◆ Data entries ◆
>> begin

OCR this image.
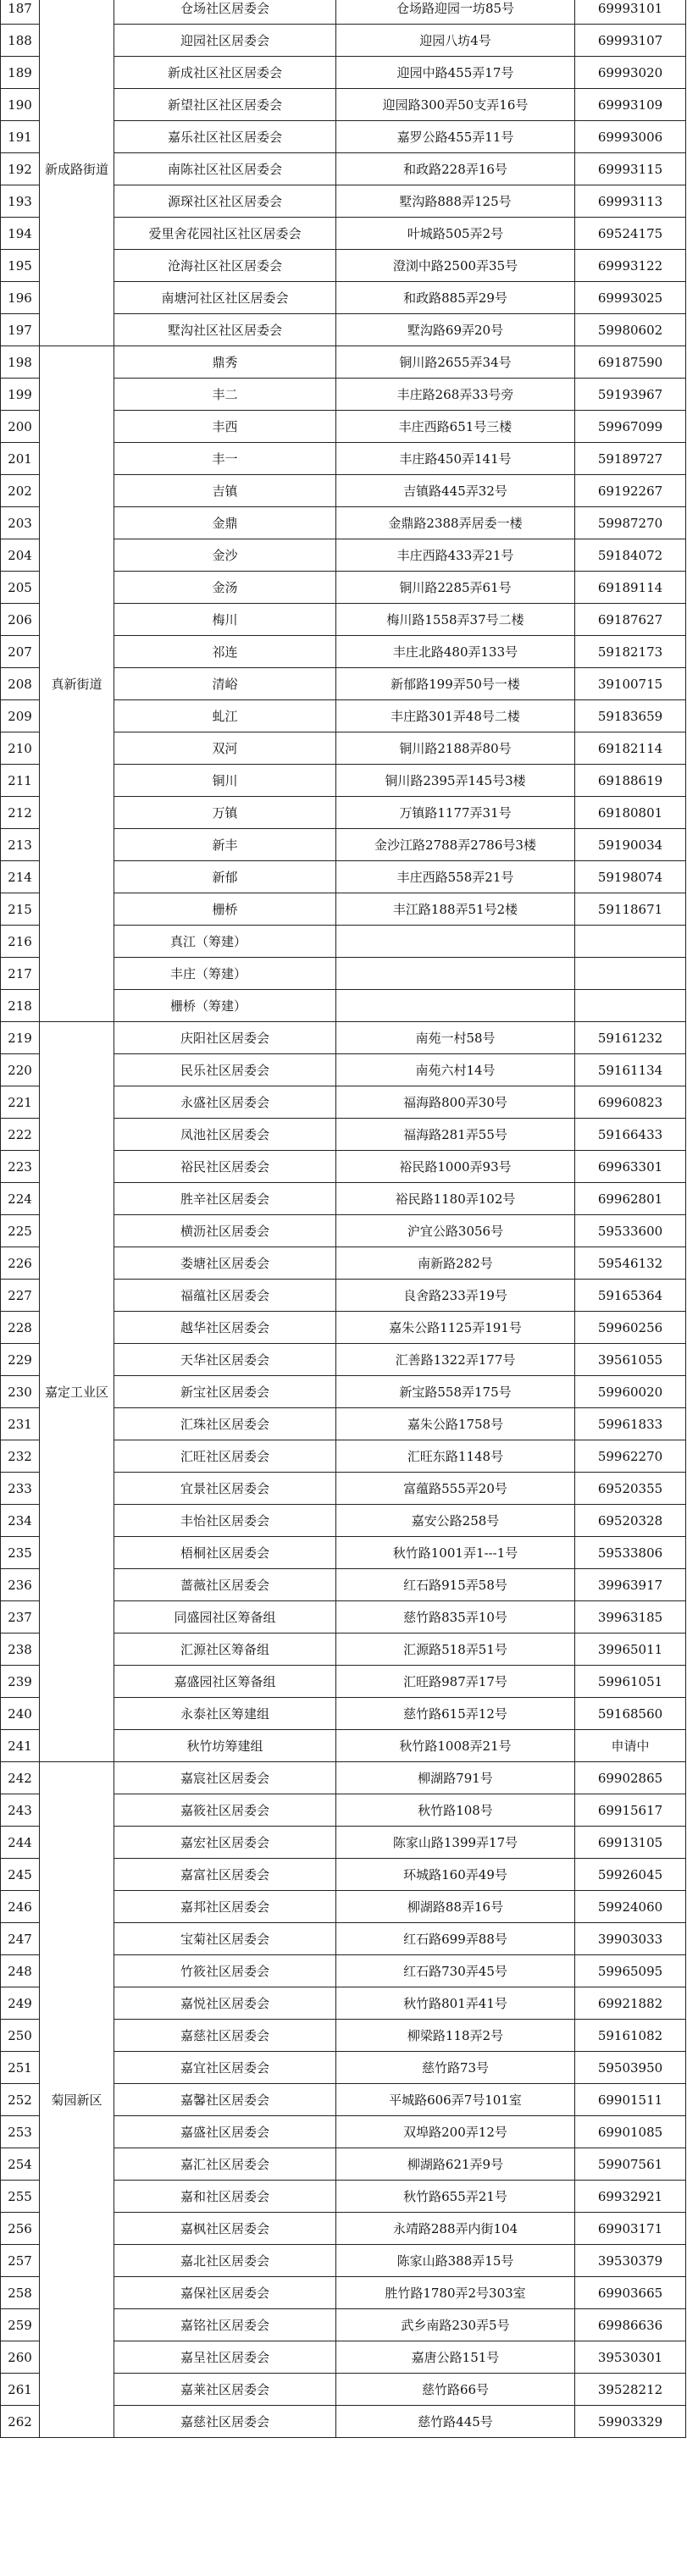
187	新成路街道	仓场社区居委会	仓场路迎园一坊85号	69993101
188		迎园社区居委会	迎园八坊4号	69993107
189		新成社区社区居委会	迎园中路455弄17号	69993020
190		新望社区社区居委会	迎园路300弄50支弄16号	69993109
191		嘉乐社区社区居委会	嘉罗公路455弄11号	69993006
192		南陈社区社区居委会	和政路228弄16号	69993115
193		源琛社区社区居委会	墅沟路888弄125号	69993113
194		爱里舍花园社区社区居委会	叶城路505弄2号	69524175
195		沧海社区社区居委会	澄浏中路2500弄35号	69993122
196		南塘河社区社区居委会	和政路885弄29号	69993025
197		墅沟社区社区居委会	墅沟路69弄20号	59980602
198	真新街道	鼎秀	铜川路2655弄34号	69187590
199		丰二	丰庄路268弄33号旁	59193967
200		丰西	丰庄西路651号三楼	59967099
201		丰一	丰庄路450弄141号	59189727
202		吉镇	吉镇路445弄32号	69192267
203		金鼎	金鼎路2388弄居委一楼	59987270
204		金沙	丰庄西路433弄21号	59184072
205		金汤	铜川路2285弄61号	69189114
206		梅川	梅川路1558弄37号二楼	69187627
207		祁连	丰庄北路480弄133号	59182173
208		清峪	新郁路199弄50号一楼	39100715
209		虬江	丰庄路301弄48号二楼	59183659
210		双河	铜川路2188弄80号	69182114
211		铜川	铜川路2395弄145号3楼	69188619
212		万镇	万镇路1177弄31号	69180801
213		新丰	金沙江路2788弄2786号3楼	59190034
214		新郁	丰庄西路558弄21号	59198074
215		栅桥	丰江路188弄51号2楼	59118671
216		真江（筹建）		
217		丰庄（筹建）		
218		栅桥（筹建）		
219	嘉定工业区	庆阳社区居委会	南苑一村58号	59161232
220		民乐社区居委会	南苑六村14号	59161134
221		永盛社区居委会	福海路800弄30号	69960823
222		凤池社区居委会	福海路281弄55号	59166433
223		裕民社区居委会	裕民路1000弄93号	69963301
224		胜辛社区居委会	裕民路1180弄102号	69962801
225		横沥社区居委会	沪宜公路3056号	59533600
226		娄塘社区居委会	南新路282号	59546132
227		福蕴社区居委会	良舍路233弄19号	59165364
228		越华社区居委会	嘉朱公路1125弄191号	59960256
229		天华社区居委会	汇善路1322弄177号	39561055
230		新宝社区居委会	新宝路558弄175号	59960020
231		汇珠社区居委会	嘉朱公路1758号	59961833
232		汇旺社区居委会	汇旺东路1148号	59962270
233		宜景社区居委会	富蕴路555弄20号	69520355
234		丰怡社区居委会	嘉安公路258号	69520328
235		梧桐社区居委会	秋竹路1001弄1---1号	59533806
236		蔷薇社区居委会	红石路915弄58号	39963917
237		同盛园社区筹备组	慈竹路835弄10号	39963185
238		汇源社区筹备组	汇源路518弄51号	39965011
239		嘉盛园社区筹备组	汇旺路987弄17号	59961051
240		永泰社区筹建组	慈竹路615弄12号	59168560
241		秋竹坊筹建组	秋竹路1008弄21号	申请中
242	菊园新区	嘉宸社区居委会	柳湖路791号	69902865
243		嘉筱社区居委会	秋竹路108号	69915617
244		嘉宏社区居委会	陈家山路1399弄17号	69913105
245		嘉富社区居委会	环城路160弄49号	59926045
246		嘉邦社区居委会	柳湖路88弄16号	59924060
247		宝菊社区居委会	红石路699弄88号	39903033
248		竹筱社区居委会	红石路730弄45号	59965095
249		嘉悦社区居委会	秋竹路801弄41号	69921882
250		嘉慈社区居委会	柳梁路118弄2号	59161082
251		嘉宜社区居委会	慈竹路73号	59503950
252		嘉馨社区居委会	平城路606弄7号101室	69901511
253		嘉盛社区居委会	双埠路200弄12号	69901085
254		嘉汇社区居委会	柳湖路621弄9号	59907561
255		嘉和社区居委会	秋竹路655弄21号	69932921
256		嘉枫社区居委会	永靖路288弄内街104	69903171
257		嘉北社区居委会	陈家山路388弄15号	39530379
258		嘉保社区居委会	胜竹路1780弄2号303室	69903665
259		嘉铭社区居委会	武乡南路230弄5号	69986636
260		嘉呈社区居委会	嘉唐公路151号	39530301
261		嘉莱社区居委会	慈竹路66号	39528212
262		嘉慈社区居委会	慈竹路445号	59903329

>> end

◆ Aim ◆
In the listing above, how many lines include the word "嘉慈社区居委会"? Answer with the number and nothing more.

◆ Answer for this exercise ◆
2